What you have to do: Scan the lines below for the string "ylabel" and copy every one that has it.

───── Exercise data ─────

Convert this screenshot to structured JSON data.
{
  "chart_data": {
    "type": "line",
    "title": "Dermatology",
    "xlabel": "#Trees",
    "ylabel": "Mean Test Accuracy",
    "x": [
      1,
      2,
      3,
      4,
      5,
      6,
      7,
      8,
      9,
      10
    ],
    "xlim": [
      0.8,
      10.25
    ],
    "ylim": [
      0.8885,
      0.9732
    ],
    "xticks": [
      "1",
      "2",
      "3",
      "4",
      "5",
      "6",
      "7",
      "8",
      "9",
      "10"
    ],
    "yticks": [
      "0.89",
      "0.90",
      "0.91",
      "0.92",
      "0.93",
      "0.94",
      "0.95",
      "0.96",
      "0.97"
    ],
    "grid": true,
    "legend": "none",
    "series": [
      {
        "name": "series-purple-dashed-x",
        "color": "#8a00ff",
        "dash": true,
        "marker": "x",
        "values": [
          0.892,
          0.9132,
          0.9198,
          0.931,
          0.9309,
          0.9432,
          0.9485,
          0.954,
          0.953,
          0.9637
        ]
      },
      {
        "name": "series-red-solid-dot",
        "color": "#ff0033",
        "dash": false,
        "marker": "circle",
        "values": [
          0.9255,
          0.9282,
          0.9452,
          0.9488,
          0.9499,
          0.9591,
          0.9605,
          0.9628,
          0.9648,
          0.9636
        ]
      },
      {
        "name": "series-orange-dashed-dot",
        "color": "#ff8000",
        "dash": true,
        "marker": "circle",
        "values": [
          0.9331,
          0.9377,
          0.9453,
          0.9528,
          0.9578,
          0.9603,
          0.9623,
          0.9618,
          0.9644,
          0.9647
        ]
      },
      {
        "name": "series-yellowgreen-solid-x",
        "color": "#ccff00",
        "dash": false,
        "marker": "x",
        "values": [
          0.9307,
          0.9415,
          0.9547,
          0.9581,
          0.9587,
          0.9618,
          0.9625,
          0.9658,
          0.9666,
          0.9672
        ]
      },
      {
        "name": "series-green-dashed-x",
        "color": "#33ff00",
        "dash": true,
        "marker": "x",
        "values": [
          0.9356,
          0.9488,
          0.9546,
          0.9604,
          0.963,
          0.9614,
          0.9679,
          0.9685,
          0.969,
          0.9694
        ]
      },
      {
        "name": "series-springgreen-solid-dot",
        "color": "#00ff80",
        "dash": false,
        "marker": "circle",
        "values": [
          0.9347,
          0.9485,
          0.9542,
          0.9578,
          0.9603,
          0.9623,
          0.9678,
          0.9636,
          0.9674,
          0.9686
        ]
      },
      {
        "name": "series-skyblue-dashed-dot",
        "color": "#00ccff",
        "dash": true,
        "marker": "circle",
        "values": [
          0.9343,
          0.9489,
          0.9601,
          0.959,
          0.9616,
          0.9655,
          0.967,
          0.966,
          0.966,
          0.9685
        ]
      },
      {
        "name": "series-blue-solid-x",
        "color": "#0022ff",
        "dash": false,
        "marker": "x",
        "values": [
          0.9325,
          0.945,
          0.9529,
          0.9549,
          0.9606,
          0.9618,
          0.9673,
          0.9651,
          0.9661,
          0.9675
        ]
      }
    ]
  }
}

─────
───── Exercise data ─────

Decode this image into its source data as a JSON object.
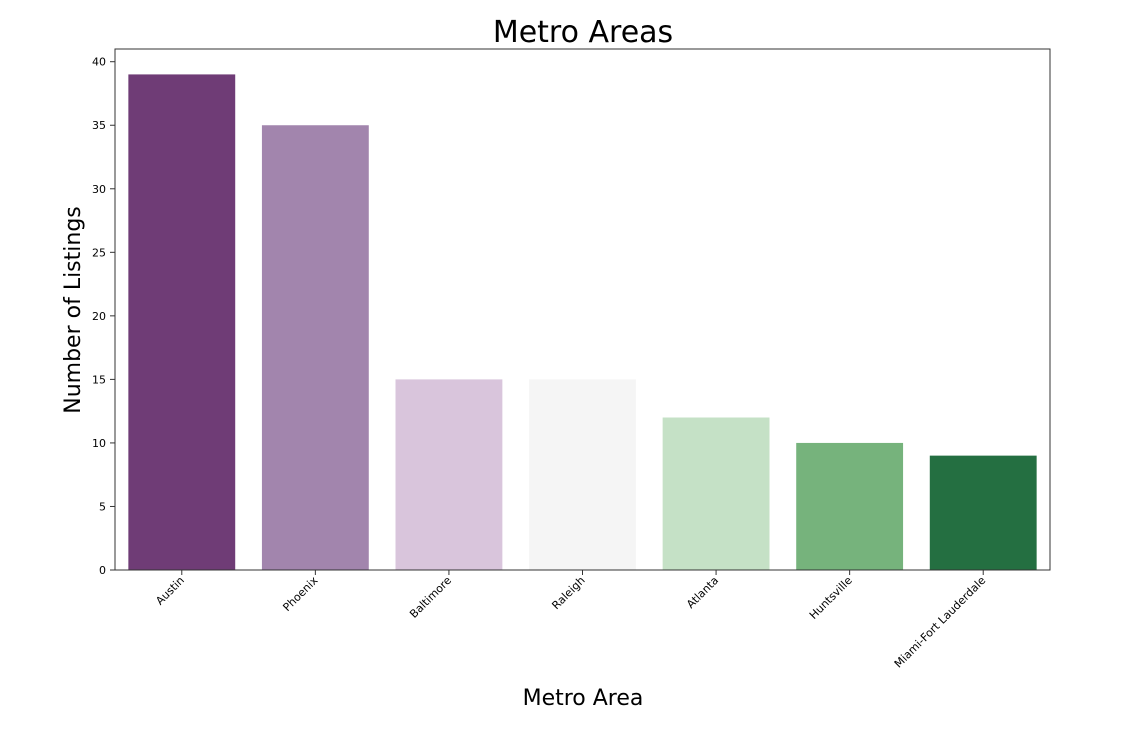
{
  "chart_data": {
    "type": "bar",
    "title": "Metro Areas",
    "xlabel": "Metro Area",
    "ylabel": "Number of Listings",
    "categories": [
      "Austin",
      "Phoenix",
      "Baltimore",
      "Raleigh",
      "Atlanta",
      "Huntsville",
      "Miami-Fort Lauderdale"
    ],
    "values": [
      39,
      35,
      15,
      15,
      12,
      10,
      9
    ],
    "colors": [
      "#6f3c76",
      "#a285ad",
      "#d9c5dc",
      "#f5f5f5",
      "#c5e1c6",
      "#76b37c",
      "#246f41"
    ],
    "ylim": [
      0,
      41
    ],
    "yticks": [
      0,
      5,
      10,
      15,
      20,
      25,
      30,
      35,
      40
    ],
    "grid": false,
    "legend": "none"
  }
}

─────

Final result:
    "ylabel": "Mean Test Accuracy",
    "ylabel": "Number of Listings",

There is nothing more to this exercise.